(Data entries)

+ + +

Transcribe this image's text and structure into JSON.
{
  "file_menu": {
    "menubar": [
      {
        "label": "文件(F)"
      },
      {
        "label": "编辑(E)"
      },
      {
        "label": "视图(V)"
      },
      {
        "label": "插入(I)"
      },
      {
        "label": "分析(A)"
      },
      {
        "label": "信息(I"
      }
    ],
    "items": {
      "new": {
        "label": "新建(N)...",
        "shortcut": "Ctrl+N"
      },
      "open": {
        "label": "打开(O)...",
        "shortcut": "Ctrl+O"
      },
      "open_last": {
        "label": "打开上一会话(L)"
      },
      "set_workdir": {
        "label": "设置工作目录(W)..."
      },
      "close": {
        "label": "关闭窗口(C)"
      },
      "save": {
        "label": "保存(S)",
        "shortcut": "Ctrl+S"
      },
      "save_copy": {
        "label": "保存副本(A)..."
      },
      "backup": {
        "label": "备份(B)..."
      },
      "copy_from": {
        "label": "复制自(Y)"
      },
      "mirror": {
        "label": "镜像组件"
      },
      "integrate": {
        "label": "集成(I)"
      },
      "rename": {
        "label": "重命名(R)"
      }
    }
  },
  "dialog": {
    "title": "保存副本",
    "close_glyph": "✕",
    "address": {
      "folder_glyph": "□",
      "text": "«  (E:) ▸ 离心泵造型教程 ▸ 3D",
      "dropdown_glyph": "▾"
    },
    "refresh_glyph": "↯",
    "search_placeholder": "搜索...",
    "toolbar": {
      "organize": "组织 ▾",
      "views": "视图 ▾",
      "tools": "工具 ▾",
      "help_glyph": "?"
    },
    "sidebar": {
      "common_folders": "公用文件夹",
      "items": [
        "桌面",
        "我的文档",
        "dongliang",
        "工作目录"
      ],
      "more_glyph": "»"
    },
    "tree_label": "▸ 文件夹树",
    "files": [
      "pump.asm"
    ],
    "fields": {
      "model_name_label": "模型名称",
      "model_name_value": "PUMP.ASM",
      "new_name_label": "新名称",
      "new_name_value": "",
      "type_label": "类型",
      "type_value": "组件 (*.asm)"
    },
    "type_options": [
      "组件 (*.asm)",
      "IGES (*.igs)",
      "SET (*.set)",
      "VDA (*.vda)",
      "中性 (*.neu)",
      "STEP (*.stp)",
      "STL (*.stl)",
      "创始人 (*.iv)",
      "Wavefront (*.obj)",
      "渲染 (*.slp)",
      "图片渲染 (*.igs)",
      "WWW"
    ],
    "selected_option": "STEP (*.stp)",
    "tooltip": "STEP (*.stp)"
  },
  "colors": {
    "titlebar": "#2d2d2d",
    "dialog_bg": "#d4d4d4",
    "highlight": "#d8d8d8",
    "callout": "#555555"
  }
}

+ + +

**Task brief**
Among the lines above, determine how many hold the word "STEP"; report the figure alone.

**Completed exercise**
3